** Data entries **
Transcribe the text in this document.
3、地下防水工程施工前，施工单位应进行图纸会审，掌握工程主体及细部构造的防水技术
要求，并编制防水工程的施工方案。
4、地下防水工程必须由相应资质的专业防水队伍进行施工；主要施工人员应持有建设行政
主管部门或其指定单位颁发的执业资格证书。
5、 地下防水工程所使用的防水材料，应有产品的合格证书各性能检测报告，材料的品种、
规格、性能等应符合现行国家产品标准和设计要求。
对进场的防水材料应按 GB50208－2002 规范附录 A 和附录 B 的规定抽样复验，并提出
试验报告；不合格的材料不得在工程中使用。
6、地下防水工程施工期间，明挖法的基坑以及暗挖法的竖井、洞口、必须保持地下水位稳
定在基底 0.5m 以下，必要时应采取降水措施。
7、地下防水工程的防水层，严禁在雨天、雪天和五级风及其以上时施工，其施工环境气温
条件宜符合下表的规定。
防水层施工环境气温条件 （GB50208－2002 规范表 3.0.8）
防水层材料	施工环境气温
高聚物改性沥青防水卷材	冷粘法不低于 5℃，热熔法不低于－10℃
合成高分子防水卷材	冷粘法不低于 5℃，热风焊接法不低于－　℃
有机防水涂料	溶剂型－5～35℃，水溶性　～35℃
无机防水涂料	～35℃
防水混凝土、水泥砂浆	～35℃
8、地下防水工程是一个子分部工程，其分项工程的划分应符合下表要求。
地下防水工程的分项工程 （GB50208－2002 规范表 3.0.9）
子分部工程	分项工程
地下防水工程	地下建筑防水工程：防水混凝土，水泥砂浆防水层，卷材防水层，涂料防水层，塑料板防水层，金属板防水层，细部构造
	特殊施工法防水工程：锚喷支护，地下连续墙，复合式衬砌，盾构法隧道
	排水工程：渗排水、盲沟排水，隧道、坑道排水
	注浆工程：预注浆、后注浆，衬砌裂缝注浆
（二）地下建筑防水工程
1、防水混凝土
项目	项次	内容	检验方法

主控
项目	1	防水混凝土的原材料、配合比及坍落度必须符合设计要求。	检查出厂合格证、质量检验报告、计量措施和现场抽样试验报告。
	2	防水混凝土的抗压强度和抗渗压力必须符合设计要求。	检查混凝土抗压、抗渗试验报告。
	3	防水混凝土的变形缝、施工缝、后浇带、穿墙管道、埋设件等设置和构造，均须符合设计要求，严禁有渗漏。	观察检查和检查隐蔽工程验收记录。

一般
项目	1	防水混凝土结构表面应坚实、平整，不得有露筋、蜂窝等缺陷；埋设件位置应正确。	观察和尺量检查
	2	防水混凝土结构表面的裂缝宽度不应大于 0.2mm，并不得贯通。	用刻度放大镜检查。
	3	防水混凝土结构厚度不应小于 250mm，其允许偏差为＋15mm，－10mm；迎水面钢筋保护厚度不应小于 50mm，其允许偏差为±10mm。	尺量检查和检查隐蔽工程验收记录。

** WHAT IS EXPECTED **
Reproduce all of the entries word for word.

** EXERCISE OUTPUT **
Transcribe the text in this document.
3、地下防水工程施工前，施工单位应进行图纸会审，掌握工程主体及细部构造的防水技术
要求，并编制防水工程的施工方案。
4、地下防水工程必须由相应资质的专业防水队伍进行施工；主要施工人员应持有建设行政
主管部门或其指定单位颁发的执业资格证书。
5、 地下防水工程所使用的防水材料，应有产品的合格证书各性能检测报告，材料的品种、
规格、性能等应符合现行国家产品标准和设计要求。
对进场的防水材料应按 GB50208－2002 规范附录 A 和附录 B 的规定抽样复验，并提出
试验报告；不合格的材料不得在工程中使用。
6、地下防水工程施工期间，明挖法的基坑以及暗挖法的竖井、洞口、必须保持地下水位稳
定在基底 0.5m 以下，必要时应采取降水措施。
7、地下防水工程的防水层，严禁在雨天、雪天和五级风及其以上时施工，其施工环境气温
条件宜符合下表的规定。
防水层施工环境气温条件 （GB50208－2002 规范表 3.0.8）
防水层材料	施工环境气温
高聚物改性沥青防水卷材	冷粘法不低于 5℃，热熔法不低于－10℃
合成高分子防水卷材	冷粘法不低于 5℃，热风焊接法不低于－　℃
有机防水涂料	溶剂型－5～35℃，水溶性　～35℃
无机防水涂料	～35℃
防水混凝土、水泥砂浆	～35℃
8、地下防水工程是一个子分部工程，其分项工程的划分应符合下表要求。
地下防水工程的分项工程 （GB50208－2002 规范表 3.0.9）
子分部工程	分项工程
地下防水工程	地下建筑防水工程：防水混凝土，水泥砂浆防水层，卷材防水层，涂料防水层，塑料板防水层，金属板防水层，细部构造
	特殊施工法防水工程：锚喷支护，地下连续墙，复合式衬砌，盾构法隧道
	排水工程：渗排水、盲沟排水，隧道、坑道排水
	注浆工程：预注浆、后注浆，衬砌裂缝注浆
（二）地下建筑防水工程
1、防水混凝土
项目	项次	内容	检验方法

主控
项目	1	防水混凝土的原材料、配合比及坍落度必须符合设计要求。	检查出厂合格证、质量检验报告、计量措施和现场抽样试验报告。
	2	防水混凝土的抗压强度和抗渗压力必须符合设计要求。	检查混凝土抗压、抗渗试验报告。
	3	防水混凝土的变形缝、施工缝、后浇带、穿墙管道、埋设件等设置和构造，均须符合设计要求，严禁有渗漏。	观察检查和检查隐蔽工程验收记录。

一般
项目	1	防水混凝土结构表面应坚实、平整，不得有露筋、蜂窝等缺陷；埋设件位置应正确。	观察和尺量检查
	2	防水混凝土结构表面的裂缝宽度不应大于 0.2mm，并不得贯通。	用刻度放大镜检查。
	3	防水混凝土结构厚度不应小于 250mm，其允许偏差为＋15mm，－10mm；迎水面钢筋保护厚度不应小于 50mm，其允许偏差为±10mm。	尺量检查和检查隐蔽工程验收记录。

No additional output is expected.